— Begin PROVIDED DATA —
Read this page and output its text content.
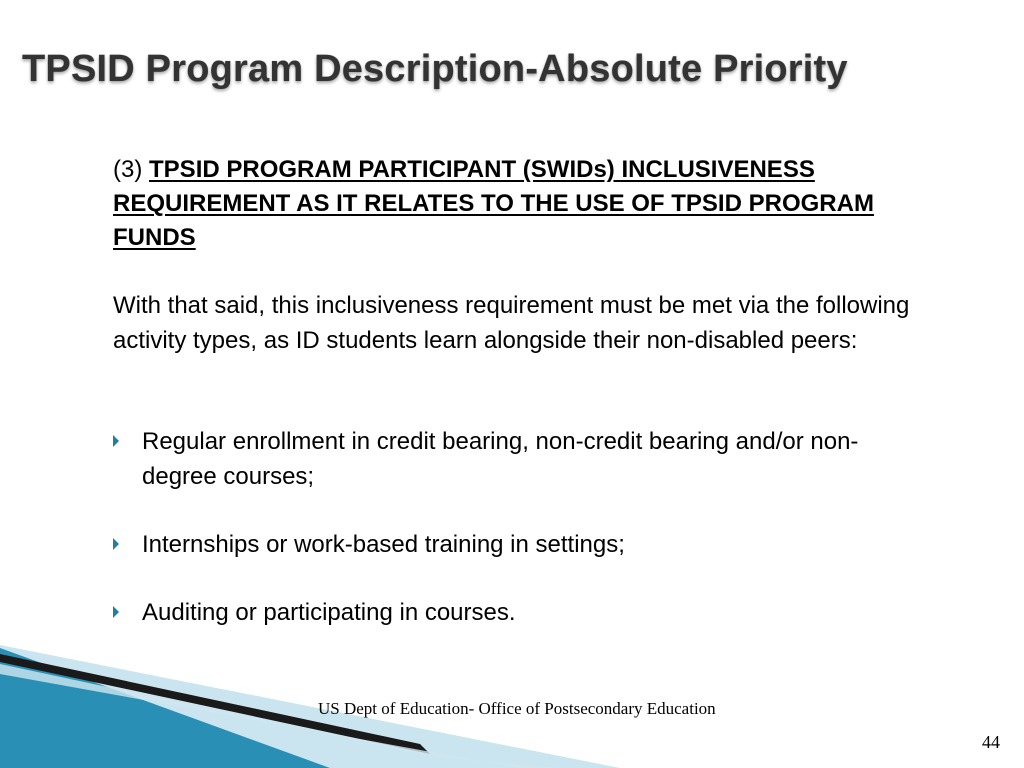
TPSID Program Description-Absolute Priority

(3) TPSID PROGRAM PARTICIPANT (SWIDs) INCLUSIVENESS REQUIREMENT AS IT RELATES TO THE USE OF TPSID PROGRAM FUNDS

With that said, this inclusiveness requirement must be met via the following activity types, as ID students learn alongside their non-disabled peers:

Regular enrollment in credit bearing, non-credit bearing and/or non-degree courses;
Internships or work-based training in settings;
Auditing or participating in courses.
US Dept of Education- Office of Postsecondary Education
44
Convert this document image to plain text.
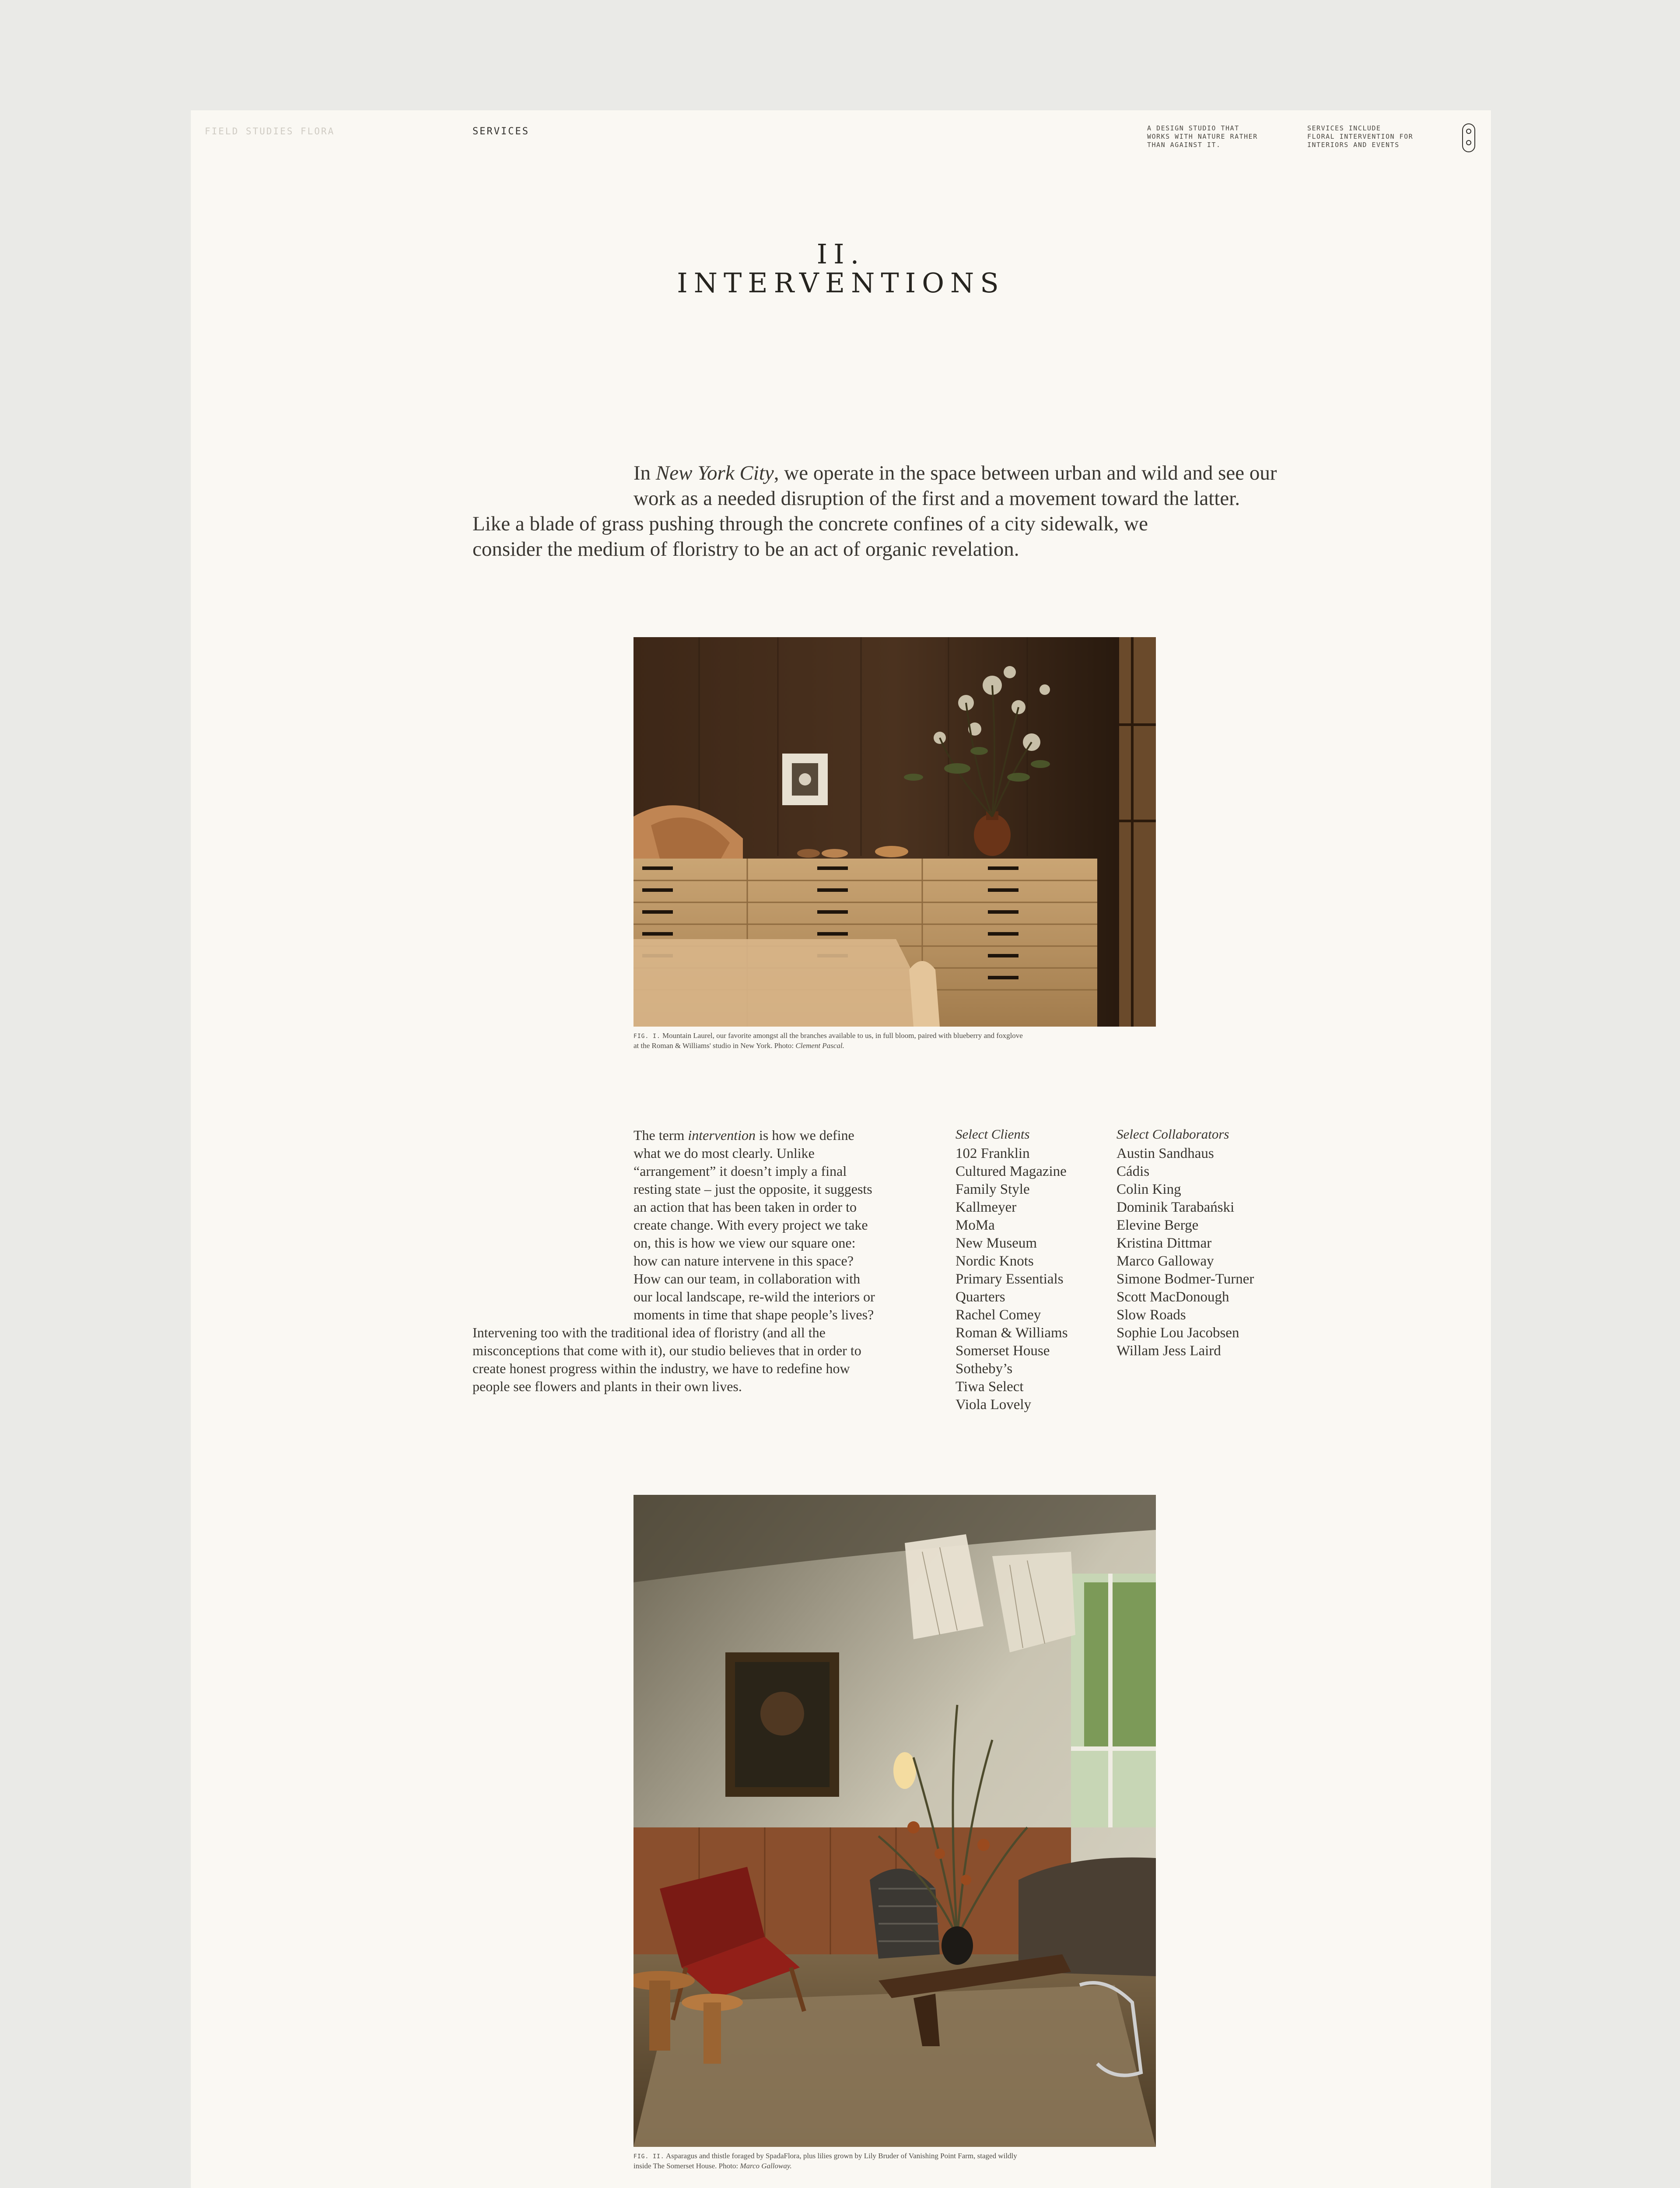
FIELD STUDIES FLORA	SERVICES	A DESIGN STUDIO THAT
WORKS WITH NATURE RATHER
THAN AGAINST IT.
SERVICES INCLUDE
FLORAL INTERVENTION FOR
INTERIORS AND EVENTS
II.
INTERVENTIONS
In New York City, we operate in the space between urban and wild and see our
work as a needed disruption of the first and a movement toward the latter.
Like a blade of grass pushing through the concrete confines of a city sidewalk, we
consider the medium of floristry to be an act of organic revelation.
FIG. I. Mountain Laurel, our favorite amongst all the branches available to us, in full bloom, paired with blueberry and foxglove
at the Roman & Williams' studio in New York. Photo: Clement Pascal.
The term intervention is how we define
what we do most clearly. Unlike
“arrangement” it doesn’t imply a final
resting state – just the opposite, it suggests
an action that has been taken in order to
create change. With every project we take
on, this is how we view our square one:
how can nature intervene in this space?
How can our team, in collaboration with
our local landscape, re-wild the interiors or
moments in time that shape people’s lives?
Intervening too with the traditional idea of floristry (and all the
misconceptions that come with it), our studio believes that in order to
create honest progress within the industry, we have to redefine how
people see flowers and plants in their own lives.
Select Clients
102 Franklin
Cultured Magazine
Family Style
Kallmeyer
MoMa
New Museum
Nordic Knots
Primary Essentials
Quarters
Rachel Comey
Roman & Williams
Somerset House
Sotheby’s
Tiwa Select
Viola Lovely
Select Collaborators
Austin Sandhaus
Cádis
Colin King
Dominik Tarabański
Elevine Berge
Kristina Dittmar
Marco Galloway
Simone Bodmer-Turner
Scott MacDonough
Slow Roads
Sophie Lou Jacobsen
Willam Jess Laird
FIG. II. Asparagus and thistle foraged by SpadaFlora, plus lilies grown by Lily Bruder of Vanishing Point Farm, staged wildly
inside The Somerset House. Photo: Marco Galloway.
— End PROVIDED DATA —
WORK TO BE COMPLETED — Copy all lines of the listing above that contain the string "Marco".

SOLUTION —
Marco Galloway
inside The Somerset House. Photo: Marco Galloway.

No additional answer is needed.